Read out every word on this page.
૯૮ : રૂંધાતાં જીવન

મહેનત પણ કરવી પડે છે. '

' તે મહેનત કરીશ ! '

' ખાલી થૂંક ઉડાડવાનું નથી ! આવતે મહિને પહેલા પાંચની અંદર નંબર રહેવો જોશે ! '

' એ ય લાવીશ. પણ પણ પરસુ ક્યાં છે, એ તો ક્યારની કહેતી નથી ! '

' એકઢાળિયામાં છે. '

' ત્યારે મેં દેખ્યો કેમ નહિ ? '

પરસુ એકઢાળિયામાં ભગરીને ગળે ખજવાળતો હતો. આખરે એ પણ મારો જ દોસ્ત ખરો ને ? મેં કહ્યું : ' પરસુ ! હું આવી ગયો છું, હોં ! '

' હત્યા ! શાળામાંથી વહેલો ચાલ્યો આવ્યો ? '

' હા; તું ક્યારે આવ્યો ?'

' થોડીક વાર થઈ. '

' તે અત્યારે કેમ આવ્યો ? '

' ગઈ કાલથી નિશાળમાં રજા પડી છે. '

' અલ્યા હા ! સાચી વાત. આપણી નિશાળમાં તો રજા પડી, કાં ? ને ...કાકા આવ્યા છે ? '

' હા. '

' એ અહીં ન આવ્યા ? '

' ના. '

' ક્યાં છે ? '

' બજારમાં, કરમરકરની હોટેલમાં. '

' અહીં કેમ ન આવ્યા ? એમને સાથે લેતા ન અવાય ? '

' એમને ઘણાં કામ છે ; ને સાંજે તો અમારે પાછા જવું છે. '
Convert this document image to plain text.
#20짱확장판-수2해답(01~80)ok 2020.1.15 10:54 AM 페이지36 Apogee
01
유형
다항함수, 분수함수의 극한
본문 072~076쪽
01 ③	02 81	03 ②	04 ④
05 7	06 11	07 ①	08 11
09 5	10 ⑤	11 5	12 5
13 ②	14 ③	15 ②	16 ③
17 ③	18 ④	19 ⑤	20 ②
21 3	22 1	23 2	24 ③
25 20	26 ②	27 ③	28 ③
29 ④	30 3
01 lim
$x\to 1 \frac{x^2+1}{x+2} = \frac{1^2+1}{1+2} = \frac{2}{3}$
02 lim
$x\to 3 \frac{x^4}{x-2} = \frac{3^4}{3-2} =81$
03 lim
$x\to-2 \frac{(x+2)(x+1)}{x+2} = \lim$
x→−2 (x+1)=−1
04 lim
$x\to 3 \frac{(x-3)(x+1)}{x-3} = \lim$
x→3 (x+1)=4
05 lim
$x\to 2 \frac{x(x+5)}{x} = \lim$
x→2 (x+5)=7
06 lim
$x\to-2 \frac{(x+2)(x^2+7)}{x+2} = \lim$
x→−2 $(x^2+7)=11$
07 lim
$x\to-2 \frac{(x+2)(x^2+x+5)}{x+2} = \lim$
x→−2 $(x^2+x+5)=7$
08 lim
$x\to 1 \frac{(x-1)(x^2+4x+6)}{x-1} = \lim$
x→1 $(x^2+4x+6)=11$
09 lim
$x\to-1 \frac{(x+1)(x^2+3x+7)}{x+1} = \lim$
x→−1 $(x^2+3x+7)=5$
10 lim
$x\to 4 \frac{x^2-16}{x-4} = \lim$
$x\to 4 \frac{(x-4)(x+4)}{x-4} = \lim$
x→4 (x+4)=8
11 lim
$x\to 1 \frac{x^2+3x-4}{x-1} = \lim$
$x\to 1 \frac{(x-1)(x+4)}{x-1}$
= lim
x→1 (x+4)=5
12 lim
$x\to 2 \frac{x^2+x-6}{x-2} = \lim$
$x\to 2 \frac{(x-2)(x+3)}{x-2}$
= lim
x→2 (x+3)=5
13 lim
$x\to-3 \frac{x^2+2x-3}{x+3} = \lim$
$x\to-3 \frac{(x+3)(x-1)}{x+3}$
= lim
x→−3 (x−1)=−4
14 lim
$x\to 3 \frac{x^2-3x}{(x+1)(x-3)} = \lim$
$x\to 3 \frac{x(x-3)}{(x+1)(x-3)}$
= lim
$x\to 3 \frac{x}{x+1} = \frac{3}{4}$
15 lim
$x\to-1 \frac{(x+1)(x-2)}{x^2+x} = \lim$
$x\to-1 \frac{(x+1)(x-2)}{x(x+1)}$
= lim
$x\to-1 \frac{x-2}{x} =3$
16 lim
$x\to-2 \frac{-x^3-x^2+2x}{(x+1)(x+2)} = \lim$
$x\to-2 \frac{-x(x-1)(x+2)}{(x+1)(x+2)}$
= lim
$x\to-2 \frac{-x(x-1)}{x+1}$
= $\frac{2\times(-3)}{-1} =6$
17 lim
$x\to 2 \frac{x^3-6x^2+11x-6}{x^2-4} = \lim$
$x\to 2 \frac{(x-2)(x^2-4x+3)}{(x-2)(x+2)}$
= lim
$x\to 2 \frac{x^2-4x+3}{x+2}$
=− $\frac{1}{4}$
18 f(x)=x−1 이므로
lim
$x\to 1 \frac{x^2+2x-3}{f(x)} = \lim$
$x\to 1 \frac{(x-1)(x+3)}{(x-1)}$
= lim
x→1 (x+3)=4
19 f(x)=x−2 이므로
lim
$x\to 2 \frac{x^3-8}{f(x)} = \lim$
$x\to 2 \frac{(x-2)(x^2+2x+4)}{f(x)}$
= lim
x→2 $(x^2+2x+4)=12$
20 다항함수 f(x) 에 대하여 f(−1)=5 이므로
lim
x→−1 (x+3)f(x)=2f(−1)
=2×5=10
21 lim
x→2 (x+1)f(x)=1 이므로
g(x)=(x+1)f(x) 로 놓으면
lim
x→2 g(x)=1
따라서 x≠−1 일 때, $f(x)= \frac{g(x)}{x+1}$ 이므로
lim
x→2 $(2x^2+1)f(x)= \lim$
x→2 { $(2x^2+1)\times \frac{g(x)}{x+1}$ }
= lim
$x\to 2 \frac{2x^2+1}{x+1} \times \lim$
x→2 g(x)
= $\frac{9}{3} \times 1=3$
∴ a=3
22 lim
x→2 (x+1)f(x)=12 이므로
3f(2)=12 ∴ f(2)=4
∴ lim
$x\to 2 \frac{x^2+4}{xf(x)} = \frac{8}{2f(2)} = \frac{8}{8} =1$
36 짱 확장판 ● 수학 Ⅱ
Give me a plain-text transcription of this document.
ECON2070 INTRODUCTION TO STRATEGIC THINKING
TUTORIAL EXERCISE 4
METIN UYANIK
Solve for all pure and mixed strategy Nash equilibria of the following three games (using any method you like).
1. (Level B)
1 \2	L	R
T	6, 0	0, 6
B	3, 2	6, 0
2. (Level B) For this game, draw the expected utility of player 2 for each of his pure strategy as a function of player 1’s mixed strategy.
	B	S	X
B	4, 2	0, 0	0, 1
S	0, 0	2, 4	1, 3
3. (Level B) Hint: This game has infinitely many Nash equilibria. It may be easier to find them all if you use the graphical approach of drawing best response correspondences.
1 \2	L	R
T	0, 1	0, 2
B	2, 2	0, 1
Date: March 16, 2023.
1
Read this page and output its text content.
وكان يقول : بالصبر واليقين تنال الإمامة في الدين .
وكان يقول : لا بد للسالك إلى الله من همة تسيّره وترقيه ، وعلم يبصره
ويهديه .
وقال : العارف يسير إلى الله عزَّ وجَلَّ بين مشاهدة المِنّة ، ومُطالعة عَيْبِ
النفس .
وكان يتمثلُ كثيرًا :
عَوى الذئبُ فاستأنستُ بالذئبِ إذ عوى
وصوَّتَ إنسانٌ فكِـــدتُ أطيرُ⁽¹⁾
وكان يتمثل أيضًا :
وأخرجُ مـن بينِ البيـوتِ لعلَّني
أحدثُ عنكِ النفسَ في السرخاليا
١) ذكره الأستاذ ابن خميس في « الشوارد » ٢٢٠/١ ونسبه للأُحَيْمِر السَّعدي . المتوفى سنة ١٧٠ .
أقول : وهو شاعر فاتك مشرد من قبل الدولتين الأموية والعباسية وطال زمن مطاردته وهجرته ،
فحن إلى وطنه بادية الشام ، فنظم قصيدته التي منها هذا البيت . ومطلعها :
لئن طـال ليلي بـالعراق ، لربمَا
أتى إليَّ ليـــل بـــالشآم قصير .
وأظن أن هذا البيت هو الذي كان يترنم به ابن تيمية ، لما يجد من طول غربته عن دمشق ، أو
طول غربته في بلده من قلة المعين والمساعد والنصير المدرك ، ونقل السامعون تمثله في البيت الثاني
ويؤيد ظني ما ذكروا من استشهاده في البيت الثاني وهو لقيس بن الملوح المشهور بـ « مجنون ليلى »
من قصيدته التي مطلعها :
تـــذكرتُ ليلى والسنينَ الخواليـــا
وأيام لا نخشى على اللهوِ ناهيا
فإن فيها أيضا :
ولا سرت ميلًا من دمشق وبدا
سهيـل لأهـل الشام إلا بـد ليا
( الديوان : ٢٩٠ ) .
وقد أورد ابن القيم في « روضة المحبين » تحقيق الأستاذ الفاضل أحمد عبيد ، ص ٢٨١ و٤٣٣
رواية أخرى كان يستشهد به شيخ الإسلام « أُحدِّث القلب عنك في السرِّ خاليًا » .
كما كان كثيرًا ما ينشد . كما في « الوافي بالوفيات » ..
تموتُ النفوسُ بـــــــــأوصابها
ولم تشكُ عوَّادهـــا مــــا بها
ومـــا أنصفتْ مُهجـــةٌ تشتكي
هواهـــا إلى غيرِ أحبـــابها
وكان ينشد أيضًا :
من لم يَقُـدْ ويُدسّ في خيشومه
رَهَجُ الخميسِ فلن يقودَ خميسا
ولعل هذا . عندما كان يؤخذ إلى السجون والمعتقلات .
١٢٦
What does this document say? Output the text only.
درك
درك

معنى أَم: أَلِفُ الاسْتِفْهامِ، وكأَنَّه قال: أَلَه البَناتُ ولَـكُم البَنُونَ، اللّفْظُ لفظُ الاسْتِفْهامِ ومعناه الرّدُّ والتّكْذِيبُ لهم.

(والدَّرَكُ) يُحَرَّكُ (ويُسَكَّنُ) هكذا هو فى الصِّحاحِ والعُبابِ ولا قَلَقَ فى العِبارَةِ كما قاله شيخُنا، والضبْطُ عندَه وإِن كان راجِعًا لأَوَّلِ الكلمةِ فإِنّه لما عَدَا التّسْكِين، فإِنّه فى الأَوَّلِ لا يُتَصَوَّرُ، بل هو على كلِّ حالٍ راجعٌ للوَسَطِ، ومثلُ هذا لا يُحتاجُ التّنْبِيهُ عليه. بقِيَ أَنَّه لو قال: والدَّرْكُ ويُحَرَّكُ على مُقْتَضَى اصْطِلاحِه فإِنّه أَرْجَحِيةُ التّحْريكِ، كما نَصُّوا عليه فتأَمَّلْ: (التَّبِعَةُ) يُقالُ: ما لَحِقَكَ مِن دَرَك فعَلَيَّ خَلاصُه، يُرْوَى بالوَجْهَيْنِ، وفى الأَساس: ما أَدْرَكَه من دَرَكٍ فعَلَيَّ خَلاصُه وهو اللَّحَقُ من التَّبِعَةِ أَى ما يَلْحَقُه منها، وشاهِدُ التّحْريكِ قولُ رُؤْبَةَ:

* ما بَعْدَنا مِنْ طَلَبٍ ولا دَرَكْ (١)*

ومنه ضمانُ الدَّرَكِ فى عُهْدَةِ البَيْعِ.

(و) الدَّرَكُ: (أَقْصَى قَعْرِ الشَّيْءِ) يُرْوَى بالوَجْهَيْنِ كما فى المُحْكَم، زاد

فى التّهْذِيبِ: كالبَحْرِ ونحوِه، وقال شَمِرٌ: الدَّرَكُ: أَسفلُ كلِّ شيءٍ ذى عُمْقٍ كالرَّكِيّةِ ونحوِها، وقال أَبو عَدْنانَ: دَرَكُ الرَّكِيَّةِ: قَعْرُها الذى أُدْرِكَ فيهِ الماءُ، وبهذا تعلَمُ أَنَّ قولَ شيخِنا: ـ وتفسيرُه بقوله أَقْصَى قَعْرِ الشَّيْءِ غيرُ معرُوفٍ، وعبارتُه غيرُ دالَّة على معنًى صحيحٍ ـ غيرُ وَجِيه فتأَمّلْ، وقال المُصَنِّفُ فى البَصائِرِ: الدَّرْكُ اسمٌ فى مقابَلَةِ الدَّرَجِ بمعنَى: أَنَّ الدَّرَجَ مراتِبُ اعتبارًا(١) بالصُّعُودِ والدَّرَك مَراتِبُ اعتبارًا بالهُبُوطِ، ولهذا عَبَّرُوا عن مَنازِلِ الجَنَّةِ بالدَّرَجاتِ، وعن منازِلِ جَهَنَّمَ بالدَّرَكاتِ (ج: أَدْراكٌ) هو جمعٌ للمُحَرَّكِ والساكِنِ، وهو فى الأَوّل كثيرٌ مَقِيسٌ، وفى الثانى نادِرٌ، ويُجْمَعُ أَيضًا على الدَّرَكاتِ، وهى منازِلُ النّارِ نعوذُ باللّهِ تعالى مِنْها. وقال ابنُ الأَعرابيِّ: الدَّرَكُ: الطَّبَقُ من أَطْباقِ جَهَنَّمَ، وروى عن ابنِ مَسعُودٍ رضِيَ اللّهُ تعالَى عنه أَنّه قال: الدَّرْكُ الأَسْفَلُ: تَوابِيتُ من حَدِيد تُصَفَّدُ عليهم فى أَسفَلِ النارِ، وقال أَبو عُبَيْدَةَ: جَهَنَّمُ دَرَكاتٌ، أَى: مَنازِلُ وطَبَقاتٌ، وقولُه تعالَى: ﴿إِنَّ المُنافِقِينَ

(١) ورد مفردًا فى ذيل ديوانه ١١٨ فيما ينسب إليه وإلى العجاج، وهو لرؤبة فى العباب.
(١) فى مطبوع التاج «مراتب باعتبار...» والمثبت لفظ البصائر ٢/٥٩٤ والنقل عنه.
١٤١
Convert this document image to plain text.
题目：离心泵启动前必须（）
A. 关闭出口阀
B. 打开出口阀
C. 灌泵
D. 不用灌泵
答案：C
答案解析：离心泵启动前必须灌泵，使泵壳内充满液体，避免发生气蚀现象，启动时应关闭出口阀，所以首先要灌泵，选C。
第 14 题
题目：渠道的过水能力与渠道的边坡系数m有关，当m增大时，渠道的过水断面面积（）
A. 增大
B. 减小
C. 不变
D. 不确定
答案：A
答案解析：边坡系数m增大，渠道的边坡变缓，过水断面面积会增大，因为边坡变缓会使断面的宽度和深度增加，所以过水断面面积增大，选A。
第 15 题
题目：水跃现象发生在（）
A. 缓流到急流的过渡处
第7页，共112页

════════

# [DIRECTION]
Copy all lines from the material that contain "الأستاذ".

# [TASK ANSWER]
١) ذكره الأستاذ ابن خميس في « الشوارد » ٢٢٠/١ ونسبه للأُحَيْمِر السَّعدي . المتوفى سنة ١٧٠ .
وقد أورد ابن القيم في « روضة المحبين » تحقيق الأستاذ الفاضل أحمد عبيد ، ص ٢٨١ و٤٣٣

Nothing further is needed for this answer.